• **REQUIREMENTS**
Exactly as written, retype the lines that run from the line holding "What data was" through the end of the records below. Do not include pictures.

• **AVAILABLE RECORDS**

┌────────

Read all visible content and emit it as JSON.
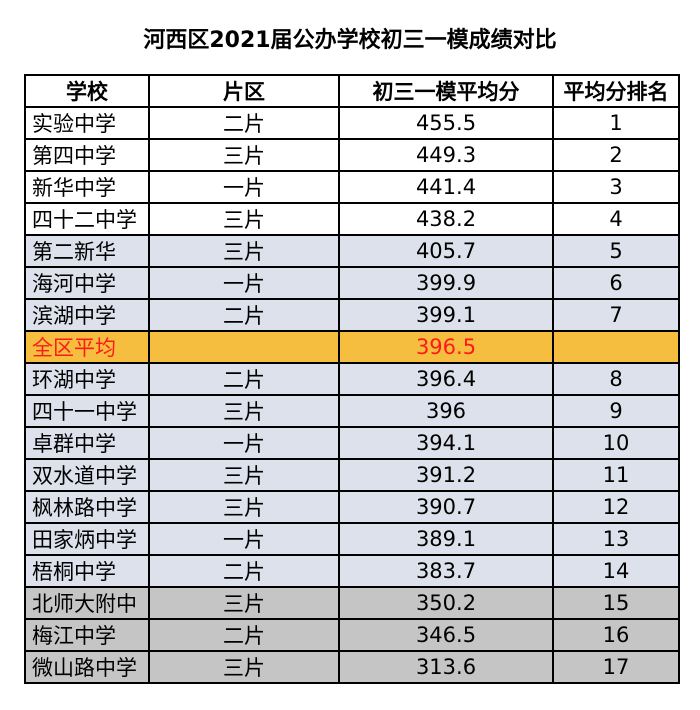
{
  "title": "河西区2021届公办学校初三一模成绩对比",
  "headers": [
    "学校",
    "片区",
    "初三一模平均分",
    "平均分排名"
  ],
  "rows": [
    {
      "school": "实验中学",
      "district": "二片",
      "score": "455.5",
      "rank": "1",
      "style": "w"
    },
    {
      "school": "第四中学",
      "district": "三片",
      "score": "449.3",
      "rank": "2",
      "style": "w"
    },
    {
      "school": "新华中学",
      "district": "一片",
      "score": "441.4",
      "rank": "3",
      "style": "w"
    },
    {
      "school": "四十二中学",
      "district": "三片",
      "score": "438.2",
      "rank": "4",
      "style": "w"
    },
    {
      "school": "第二新华",
      "district": "三片",
      "score": "405.7",
      "rank": "5",
      "style": "l"
    },
    {
      "school": "海河中学",
      "district": "一片",
      "score": "399.9",
      "rank": "6",
      "style": "l"
    },
    {
      "school": "滨湖中学",
      "district": "二片",
      "score": "399.1",
      "rank": "7",
      "style": "l"
    },
    {
      "school": "全区平均",
      "district": "",
      "score": "396.5",
      "rank": "",
      "style": "hl"
    },
    {
      "school": "环湖中学",
      "district": "二片",
      "score": "396.4",
      "rank": "8",
      "style": "l"
    },
    {
      "school": "四十一中学",
      "district": "三片",
      "score": "396",
      "rank": "9",
      "style": "l"
    },
    {
      "school": "卓群中学",
      "district": "一片",
      "score": "394.1",
      "rank": "10",
      "style": "l"
    },
    {
      "school": "双水道中学",
      "district": "三片",
      "score": "391.2",
      "rank": "11",
      "style": "l"
    },
    {
      "school": "枫林路中学",
      "district": "三片",
      "score": "390.7",
      "rank": "12",
      "style": "l"
    },
    {
      "school": "田家炳中学",
      "district": "一片",
      "score": "389.1",
      "rank": "13",
      "style": "l"
    },
    {
      "school": "梧桐中学",
      "district": "二片",
      "score": "383.7",
      "rank": "14",
      "style": "l"
    },
    {
      "school": "北师大附中",
      "district": "三片",
      "score": "350.2",
      "rank": "15",
      "style": "g"
    },
    {
      "school": "梅江中学",
      "district": "二片",
      "score": "346.5",
      "rank": "16",
      "style": "g"
    },
    {
      "school": "微山路中学",
      "district": "三片",
      "score": "313.6",
      "rank": "17",
      "style": "g"
    }
  ],
  "colors": {
    "white_row": "#ffffff",
    "light_row": "#dde1ec",
    "gray_row": "#c5c5c5",
    "highlight_row": "#f6be3e",
    "highlight_text": "#ff1a1a"
  }
}
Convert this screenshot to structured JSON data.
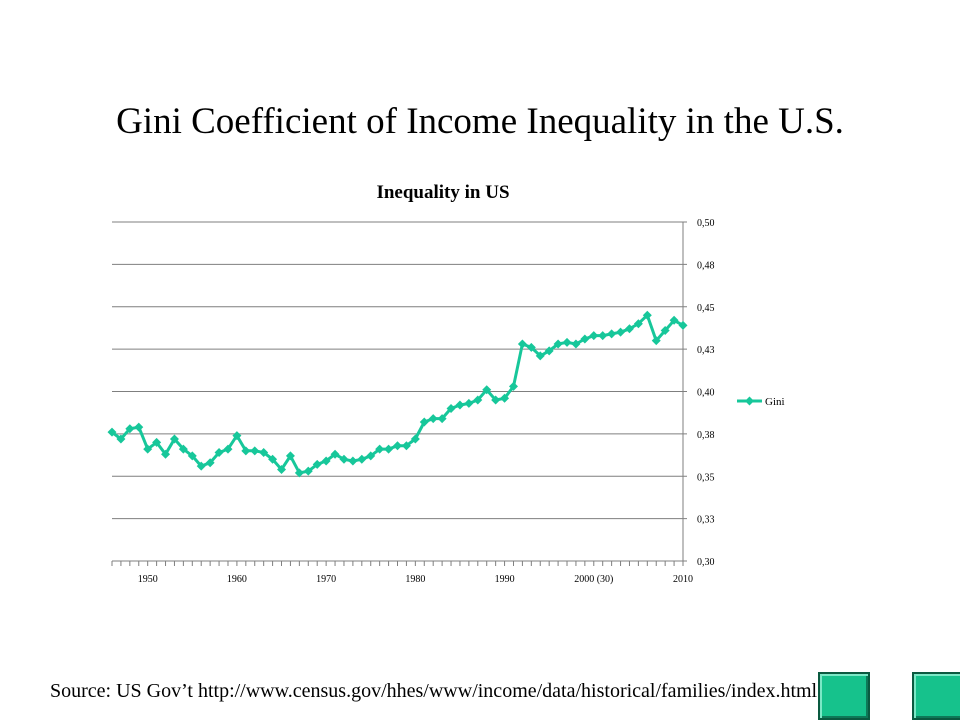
{
  "slide": {
    "title": "Gini Coefficient of Income Inequality in the U.S.",
    "source": "Source: US Gov’t http://www.census.gov/hhes/www/income/data/historical/families/index.html"
  },
  "colors": {
    "series": "#17c79a",
    "grid": "#7f7f7f",
    "nav_button": "#16c28c"
  },
  "nav": {
    "prev_icon": "previous-slide-icon",
    "next_icon": "next-slide-icon"
  },
  "chart_data": {
    "type": "line",
    "title": "Inequality in US",
    "xlabel": "",
    "ylabel": "",
    "grid": true,
    "legend_position": "right",
    "y_axis_position": "right",
    "ylim": [
      0.3,
      0.5
    ],
    "yticks": [
      0.3,
      0.325,
      0.35,
      0.375,
      0.4,
      0.425,
      0.45,
      0.475,
      0.5
    ],
    "ytick_labels": [
      "0,30",
      "0,33",
      "0,35",
      "0,38",
      "0,40",
      "0,43",
      "0,45",
      "0,48",
      "0,50"
    ],
    "x_axis_kind": "category",
    "xtick_labels": [
      {
        "index": 4,
        "label": "1950"
      },
      {
        "index": 14,
        "label": "1960"
      },
      {
        "index": 24,
        "label": "1970"
      },
      {
        "index": 34,
        "label": "1980"
      },
      {
        "index": 44,
        "label": "1990"
      },
      {
        "index": 54,
        "label": "2000 (30)"
      },
      {
        "index": 64,
        "label": "2010"
      }
    ],
    "series": [
      {
        "name": "Gini",
        "values": [
          0.376,
          0.372,
          0.378,
          0.379,
          0.366,
          0.37,
          0.363,
          0.372,
          0.366,
          0.362,
          0.356,
          0.358,
          0.364,
          0.366,
          0.374,
          0.365,
          0.365,
          0.364,
          0.36,
          0.354,
          0.362,
          0.352,
          0.353,
          0.357,
          0.359,
          0.363,
          0.36,
          0.359,
          0.36,
          0.362,
          0.366,
          0.366,
          0.368,
          0.368,
          0.372,
          0.382,
          0.384,
          0.384,
          0.39,
          0.392,
          0.393,
          0.395,
          0.401,
          0.395,
          0.396,
          0.403,
          0.428,
          0.426,
          0.421,
          0.424,
          0.428,
          0.429,
          0.428,
          0.431,
          0.433,
          0.433,
          0.434,
          0.435,
          0.437,
          0.44,
          0.445,
          0.43,
          0.436,
          0.442,
          0.439
        ]
      }
    ]
  }
}
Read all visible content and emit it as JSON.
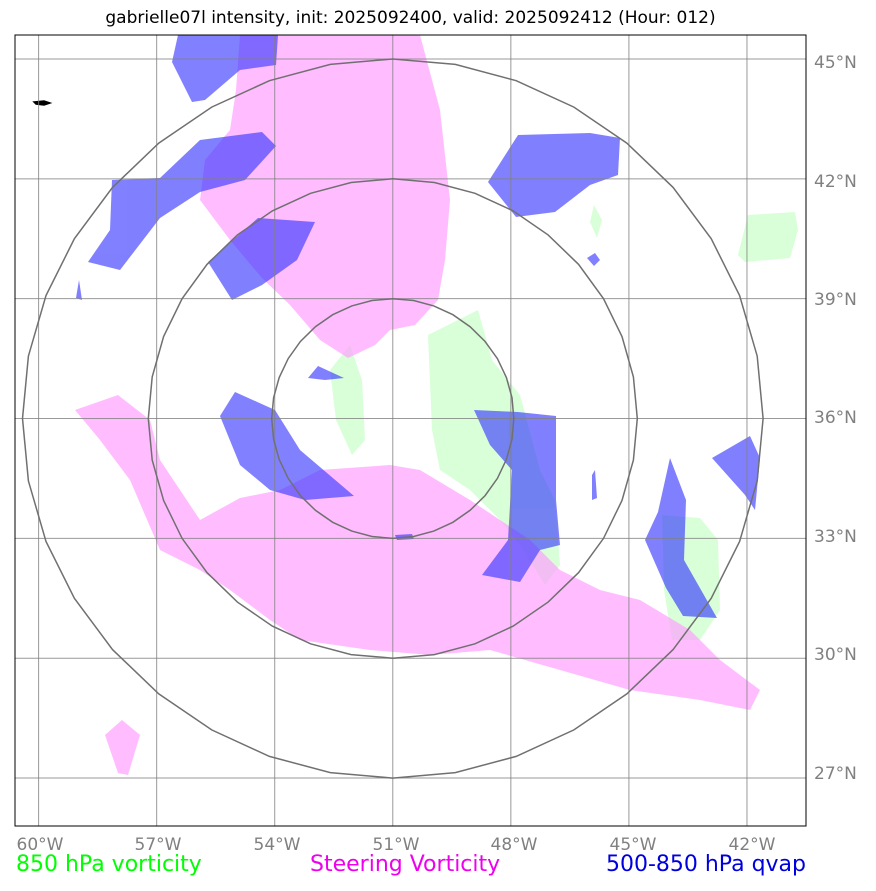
{
  "title": "gabrielle07l intensity, init: 2025092400, valid: 2025092412 (Hour: 012)",
  "map": {
    "lon_labels": [
      "60°W",
      "57°W",
      "54°W",
      "51°W",
      "48°W",
      "45°W",
      "42°W"
    ],
    "lat_labels": [
      "45°N",
      "42°N",
      "39°N",
      "36°N",
      "33°N",
      "30°N",
      "27°N"
    ],
    "lon_range": [
      -60.6,
      -40.5
    ],
    "lat_range": [
      25.8,
      45.6
    ],
    "range_rings_center": {
      "lon": -51.0,
      "lat": 36.0
    },
    "range_rings_deg": [
      3,
      6,
      9
    ],
    "colors": {
      "vorticity_850": "#ccffcc",
      "steering_vorticity": "#ff99ff",
      "qvap_500_850": "#3333ff",
      "gridlines": "#808080",
      "range_rings": "#707070"
    }
  },
  "legend": {
    "vorticity_label": "850 hPa vorticity",
    "vorticity_color": "#00ff00",
    "steering_label": "Steering Vorticity",
    "steering_color": "#ee00ee",
    "qvap_label": "500-850 hPa qvap",
    "qvap_color": "#0000dd"
  }
}
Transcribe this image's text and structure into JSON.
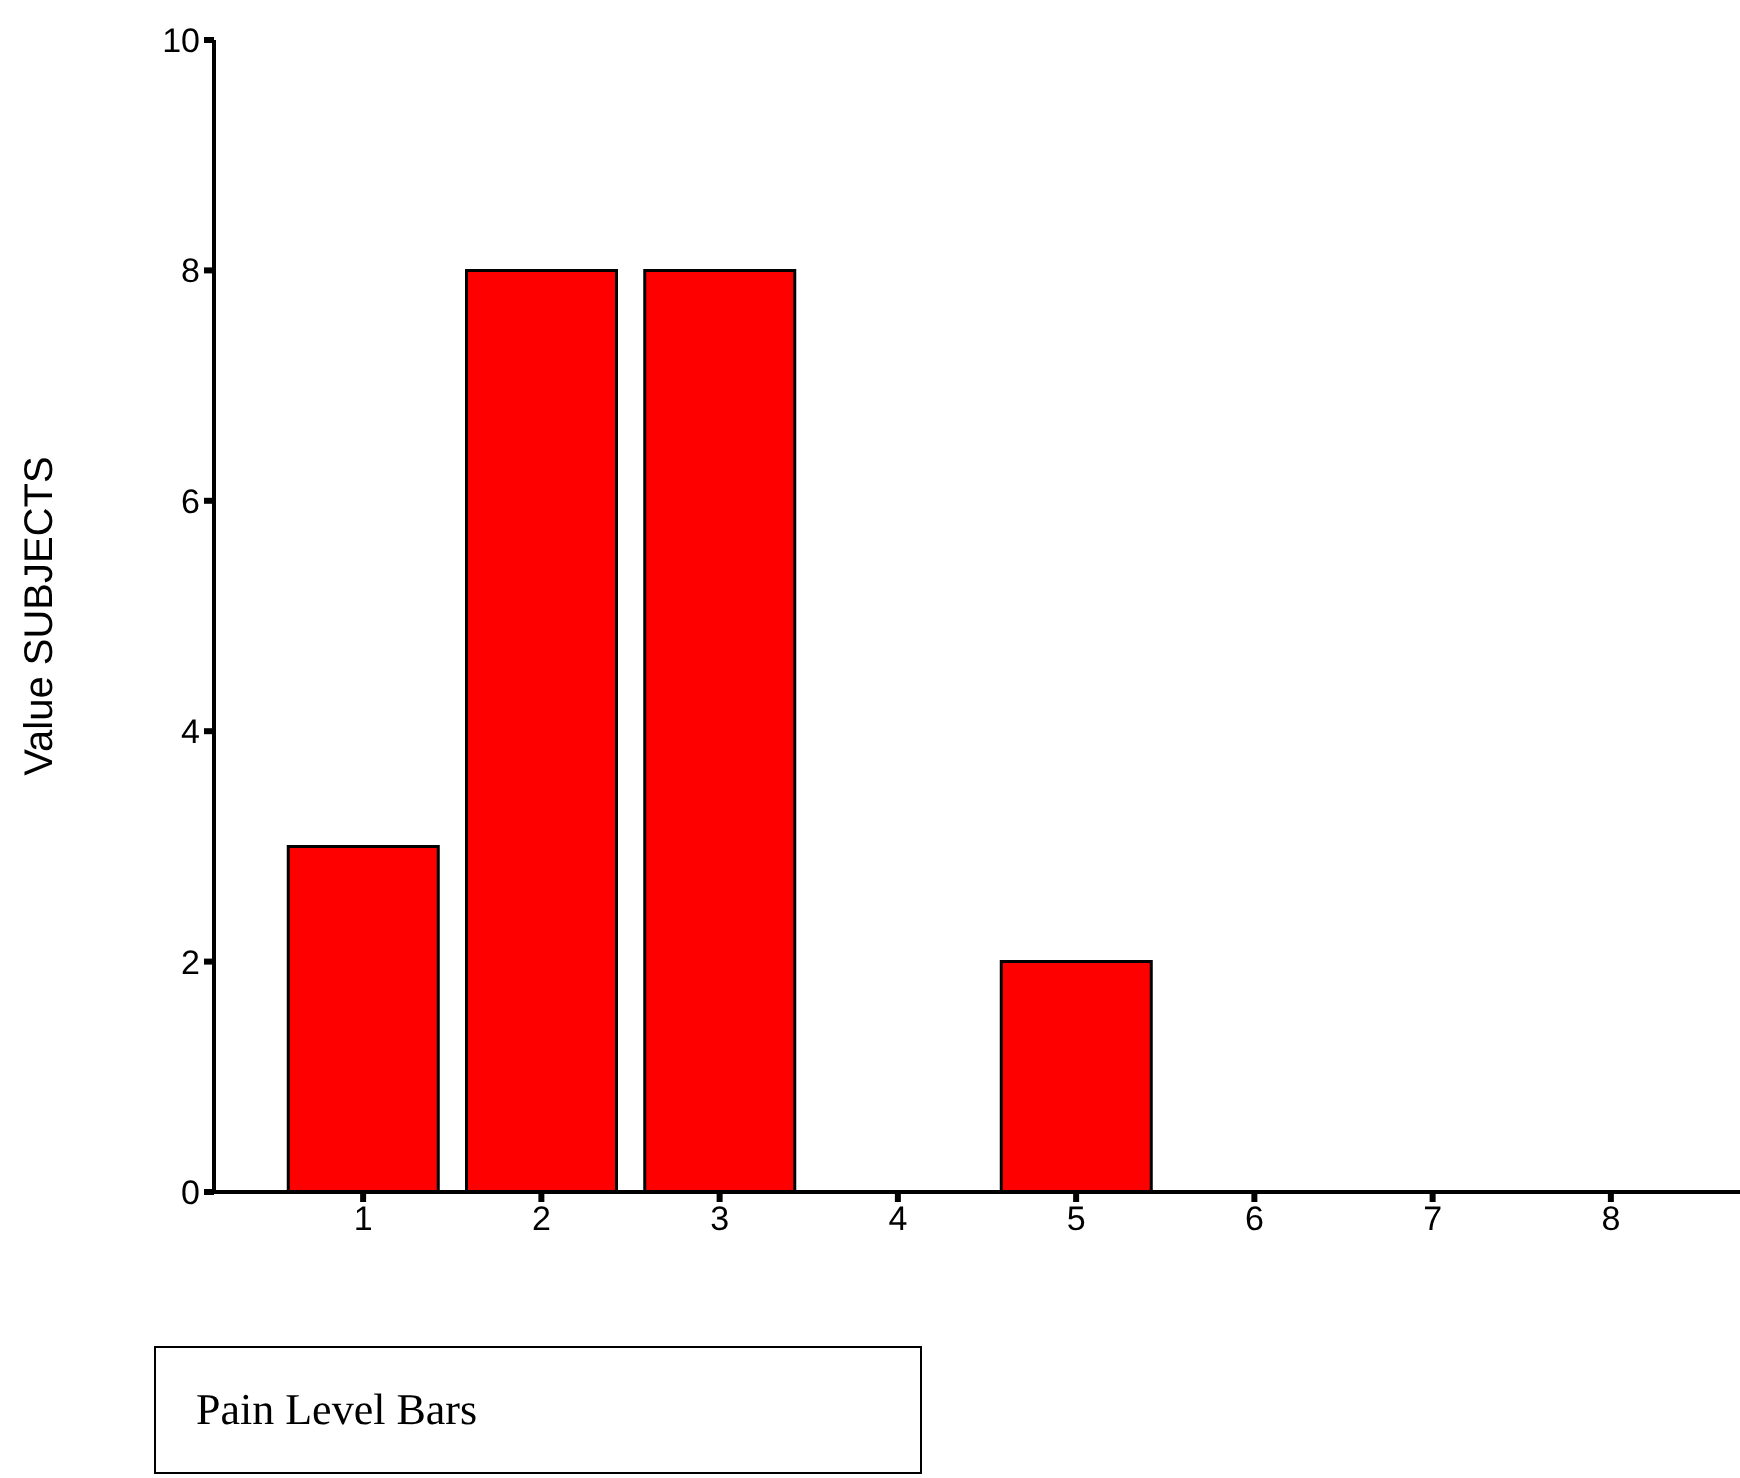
{
  "chart_data": {
    "type": "bar",
    "xlabel": "Pain Level Bars",
    "ylabel": "Value SUBJECTS",
    "categories": [
      "1",
      "2",
      "3",
      "4",
      "5",
      "6",
      "7",
      "8"
    ],
    "values": [
      3,
      8,
      8,
      0,
      2,
      0,
      0,
      0
    ],
    "color": "#ff0000",
    "ylim": [
      0,
      10
    ],
    "yticks": [
      0,
      2,
      4,
      6,
      8,
      10
    ],
    "grid": false,
    "legend": false
  }
}
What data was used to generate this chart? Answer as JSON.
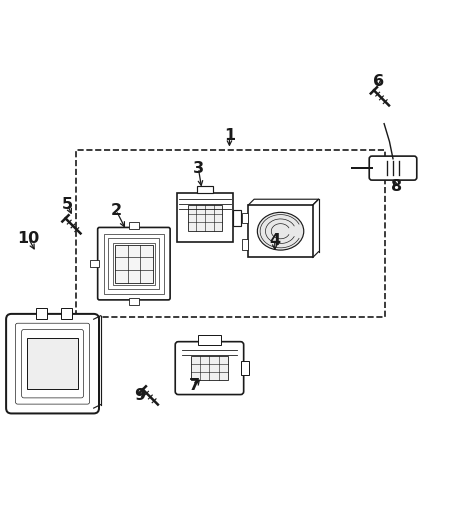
{
  "background_color": "#ffffff",
  "line_color": "#1a1a1a"
}
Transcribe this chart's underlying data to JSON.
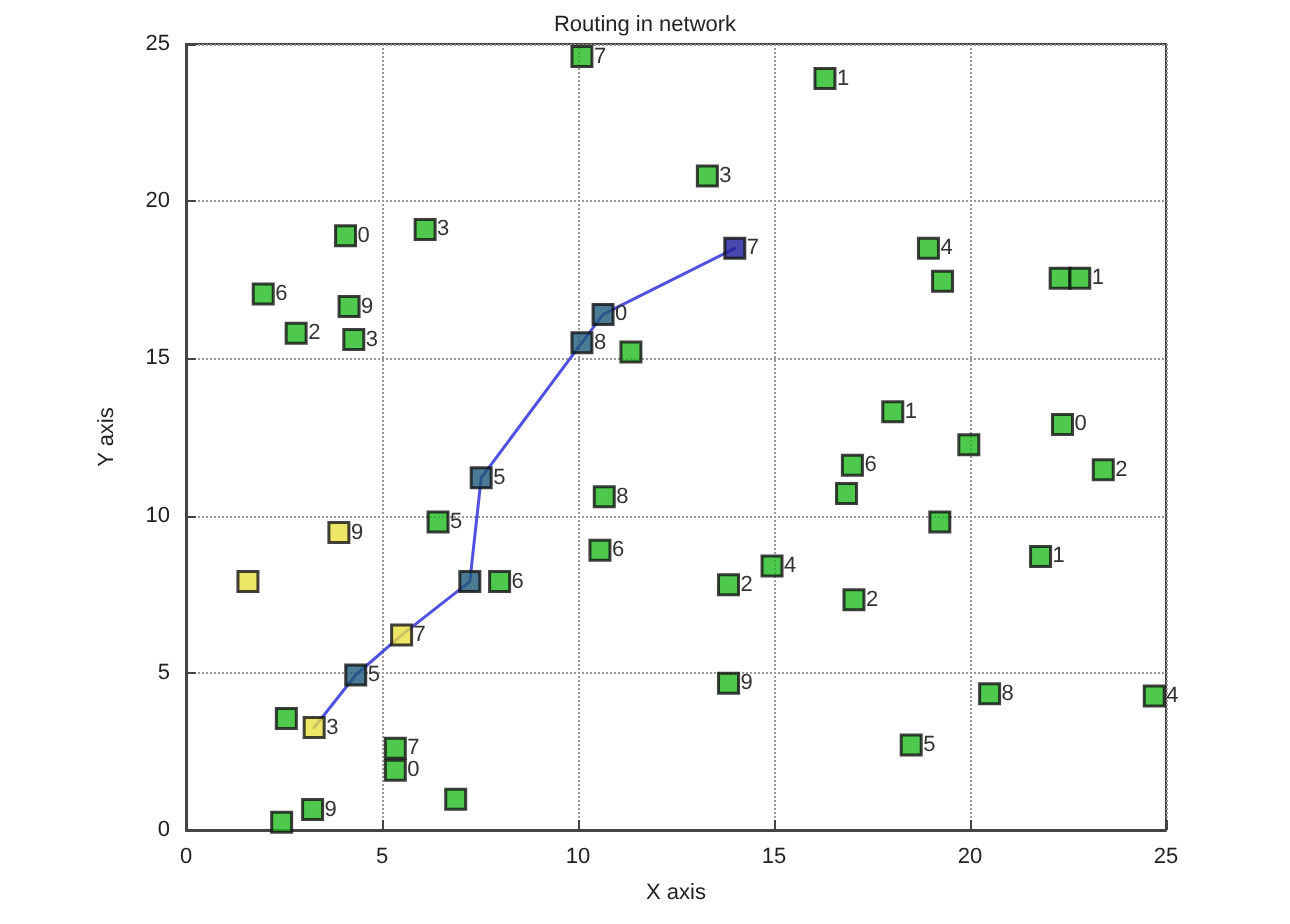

└────────

• **COMPLETE RESPONSE**
What data was used to generate this chart? Answer as JSON.
{
  "background_color": "#ffffff",
  "line_color": "#1a1a1a"
}
Transcribe this chart's underlying data to JSON.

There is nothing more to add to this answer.